Instruction ->
For each line in the data below that holds "forecasts", return a copy.

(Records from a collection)
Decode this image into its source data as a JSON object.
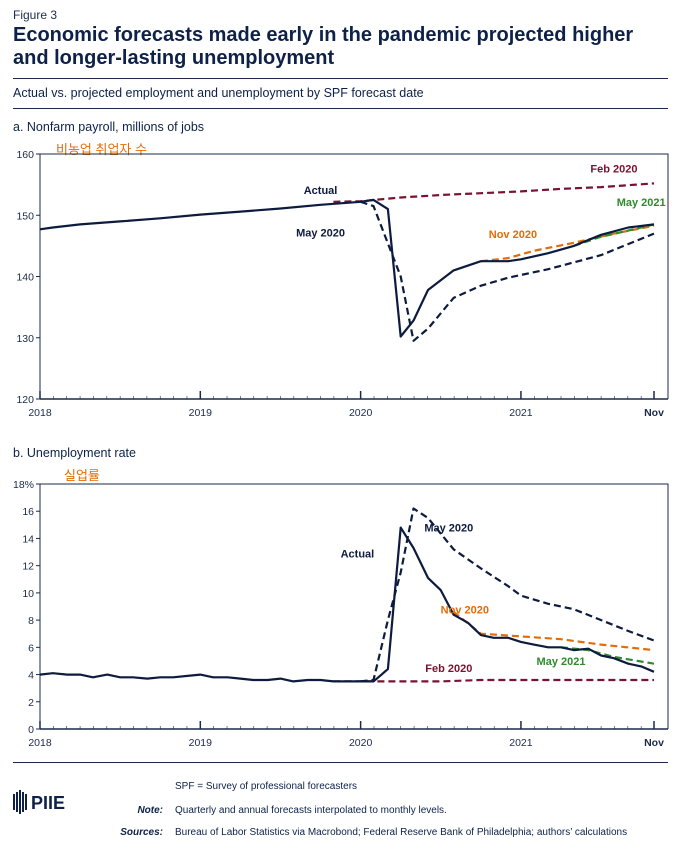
{
  "figure_label": "Figure 3",
  "title": "Economic forecasts made early in the pandemic projected higher and longer-lasting unemployment",
  "subtitle": "Actual vs. projected employment and unemployment by SPF forecast date",
  "colors": {
    "actual": "#0d1b3e",
    "may2020": "#0d1b3e",
    "feb2020": "#7a1232",
    "nov2020": "#e36c09",
    "may2021": "#2e8b2e",
    "korean": "#e36c09"
  },
  "chart_data": [
    {
      "type": "line",
      "title": "a. Nonfarm payroll, millions of jobs",
      "annotation_korean": "비농업 취업자 수",
      "ylim": [
        120,
        160
      ],
      "yticks": [
        "120",
        "130",
        "140",
        "150",
        "160"
      ],
      "xlim": [
        2018.0,
        2021.83
      ],
      "xticks": [
        {
          "x": 2018.0,
          "label": "2018"
        },
        {
          "x": 2019.0,
          "label": "2019"
        },
        {
          "x": 2020.0,
          "label": "2020"
        },
        {
          "x": 2021.0,
          "label": "2021"
        },
        {
          "x": 2021.83,
          "label": "Nov"
        }
      ],
      "series": [
        {
          "name": "Actual",
          "style": "solid",
          "color": "#0d1b3e",
          "x": [
            2018.0,
            2018.08,
            2018.25,
            2018.5,
            2018.75,
            2019.0,
            2019.25,
            2019.5,
            2019.75,
            2020.0,
            2020.08,
            2020.17,
            2020.25,
            2020.33,
            2020.42,
            2020.58,
            2020.75,
            2020.92,
            2021.0,
            2021.17,
            2021.33,
            2021.5,
            2021.67,
            2021.83
          ],
          "y": [
            147.7,
            148.0,
            148.5,
            149.0,
            149.5,
            150.1,
            150.6,
            151.1,
            151.7,
            152.2,
            152.5,
            151.0,
            130.2,
            132.8,
            137.8,
            141.0,
            142.5,
            142.5,
            142.8,
            143.8,
            145.0,
            146.8,
            148.0,
            148.5
          ]
        },
        {
          "name": "May 2020",
          "style": "dashed",
          "color": "#0d1b3e",
          "x": [
            2020.0,
            2020.08,
            2020.25,
            2020.33,
            2020.42,
            2020.58,
            2020.75,
            2020.92,
            2021.17,
            2021.5,
            2021.83
          ],
          "y": [
            152.2,
            151.5,
            140.0,
            129.5,
            131.5,
            136.5,
            138.5,
            139.8,
            141.2,
            143.5,
            147.0
          ]
        },
        {
          "name": "Feb 2020",
          "style": "dashed",
          "color": "#7a1232",
          "x": [
            2019.83,
            2020.0,
            2020.25,
            2020.5,
            2020.75,
            2021.0,
            2021.25,
            2021.5,
            2021.83
          ],
          "y": [
            152.2,
            152.3,
            152.9,
            153.3,
            153.6,
            153.9,
            154.3,
            154.6,
            155.2
          ]
        },
        {
          "name": "Nov 2020",
          "style": "dashed",
          "color": "#e36c09",
          "x": [
            2020.75,
            2020.92,
            2021.08,
            2021.33,
            2021.58,
            2021.83
          ],
          "y": [
            142.5,
            143.0,
            144.2,
            145.5,
            147.0,
            148.3
          ]
        },
        {
          "name": "May 2021",
          "style": "dashed",
          "color": "#2e8b2e",
          "x": [
            2021.33,
            2021.5,
            2021.67,
            2021.83
          ],
          "y": [
            145.0,
            146.5,
            147.5,
            148.5
          ]
        }
      ],
      "labels": [
        {
          "text": "Actual",
          "x": 2019.75,
          "y": 153.5,
          "color": "#0d1b3e"
        },
        {
          "text": "May 2020",
          "x": 2019.75,
          "y": 146.5,
          "color": "#0d1b3e"
        },
        {
          "text": "Feb 2020",
          "x": 2021.58,
          "y": 157.0,
          "color": "#7a1232"
        },
        {
          "text": "Nov 2020",
          "x": 2020.95,
          "y": 146.3,
          "color": "#e36c09"
        },
        {
          "text": "May 2021",
          "x": 2021.75,
          "y": 151.5,
          "color": "#2e8b2e"
        }
      ]
    },
    {
      "type": "line",
      "title": "b. Unemployment rate",
      "annotation_korean": "실업률",
      "ylim": [
        0,
        18
      ],
      "yticks": [
        "0",
        "2",
        "4",
        "6",
        "8",
        "10",
        "12",
        "14",
        "16",
        "18%"
      ],
      "xlim": [
        2018.0,
        2021.83
      ],
      "xticks": [
        {
          "x": 2018.0,
          "label": "2018"
        },
        {
          "x": 2019.0,
          "label": "2019"
        },
        {
          "x": 2020.0,
          "label": "2020"
        },
        {
          "x": 2021.0,
          "label": "2021"
        },
        {
          "x": 2021.83,
          "label": "Nov"
        }
      ],
      "series": [
        {
          "name": "Actual",
          "style": "solid",
          "color": "#0d1b3e",
          "x": [
            2018.0,
            2018.08,
            2018.17,
            2018.25,
            2018.33,
            2018.42,
            2018.5,
            2018.58,
            2018.67,
            2018.75,
            2018.83,
            2018.92,
            2019.0,
            2019.08,
            2019.17,
            2019.25,
            2019.33,
            2019.42,
            2019.5,
            2019.58,
            2019.67,
            2019.75,
            2019.83,
            2019.92,
            2020.0,
            2020.08,
            2020.17,
            2020.25,
            2020.33,
            2020.42,
            2020.5,
            2020.58,
            2020.67,
            2020.75,
            2020.83,
            2020.92,
            2021.0,
            2021.08,
            2021.17,
            2021.25,
            2021.33,
            2021.42,
            2021.5,
            2021.58,
            2021.67,
            2021.75,
            2021.83
          ],
          "y": [
            4.0,
            4.1,
            4.0,
            4.0,
            3.8,
            4.0,
            3.8,
            3.8,
            3.7,
            3.8,
            3.8,
            3.9,
            4.0,
            3.8,
            3.8,
            3.7,
            3.6,
            3.6,
            3.7,
            3.5,
            3.6,
            3.6,
            3.5,
            3.5,
            3.5,
            3.5,
            4.4,
            14.8,
            13.3,
            11.1,
            10.2,
            8.4,
            7.8,
            6.9,
            6.7,
            6.7,
            6.4,
            6.2,
            6.0,
            6.0,
            5.8,
            5.9,
            5.4,
            5.2,
            4.8,
            4.6,
            4.2
          ]
        },
        {
          "name": "May 2020",
          "style": "dashed",
          "color": "#0d1b3e",
          "x": [
            2020.0,
            2020.08,
            2020.17,
            2020.25,
            2020.33,
            2020.42,
            2020.58,
            2020.75,
            2020.92,
            2021.0,
            2021.17,
            2021.33,
            2021.5,
            2021.67,
            2021.83
          ],
          "y": [
            3.5,
            3.6,
            8.0,
            11.5,
            16.2,
            15.5,
            13.2,
            11.8,
            10.5,
            9.8,
            9.2,
            8.8,
            8.0,
            7.2,
            6.5
          ]
        },
        {
          "name": "Feb 2020",
          "style": "dashed",
          "color": "#7a1232",
          "x": [
            2019.83,
            2020.0,
            2020.25,
            2020.5,
            2020.75,
            2021.0,
            2021.25,
            2021.5,
            2021.83
          ],
          "y": [
            3.5,
            3.5,
            3.5,
            3.5,
            3.6,
            3.6,
            3.6,
            3.6,
            3.6
          ]
        },
        {
          "name": "Nov 2020",
          "style": "dashed",
          "color": "#e36c09",
          "x": [
            2020.58,
            2020.75,
            2021.0,
            2021.25,
            2021.5,
            2021.83
          ],
          "y": [
            8.6,
            7.0,
            6.8,
            6.6,
            6.2,
            5.8
          ]
        },
        {
          "name": "May 2021",
          "style": "dashed",
          "color": "#2e8b2e",
          "x": [
            2021.25,
            2021.42,
            2021.58,
            2021.83
          ],
          "y": [
            6.0,
            5.8,
            5.3,
            4.8
          ]
        }
      ],
      "labels": [
        {
          "text": "May 2020",
          "x": 2020.55,
          "y": 14.5,
          "color": "#0d1b3e"
        },
        {
          "text": "Actual",
          "x": 2019.98,
          "y": 12.6,
          "color": "#0d1b3e"
        },
        {
          "text": "Nov 2020",
          "x": 2020.65,
          "y": 8.5,
          "color": "#e36c09"
        },
        {
          "text": "May 2021",
          "x": 2021.25,
          "y": 4.7,
          "color": "#2e8b2e"
        },
        {
          "text": "Feb 2020",
          "x": 2020.55,
          "y": 4.2,
          "color": "#7a1232"
        }
      ]
    }
  ],
  "logo_text": "PIIE",
  "notes": {
    "spf_line": "SPF = Survey of professional forecasters",
    "note_label": "Note:",
    "note_text": "Quarterly and annual forecasts interpolated to monthly levels.",
    "sources_label": "Sources:",
    "sources_text": "Bureau of Labor Statistics via Macrobond; Federal Reserve Bank of Philadelphia; authors’ calculations"
  }
}
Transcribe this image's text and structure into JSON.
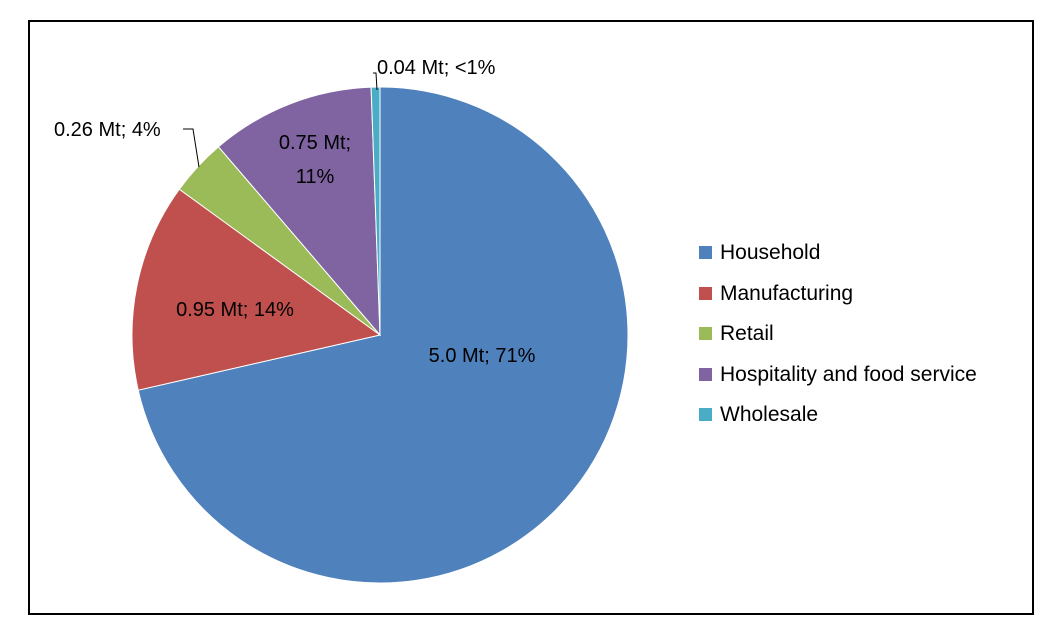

In response ->
  "title": "Economic forecasts made early in the pandemic projected higher and longer-lasting unemployment",
    "note_text": "Quarterly and annual forecasts interpolated to monthly levels.",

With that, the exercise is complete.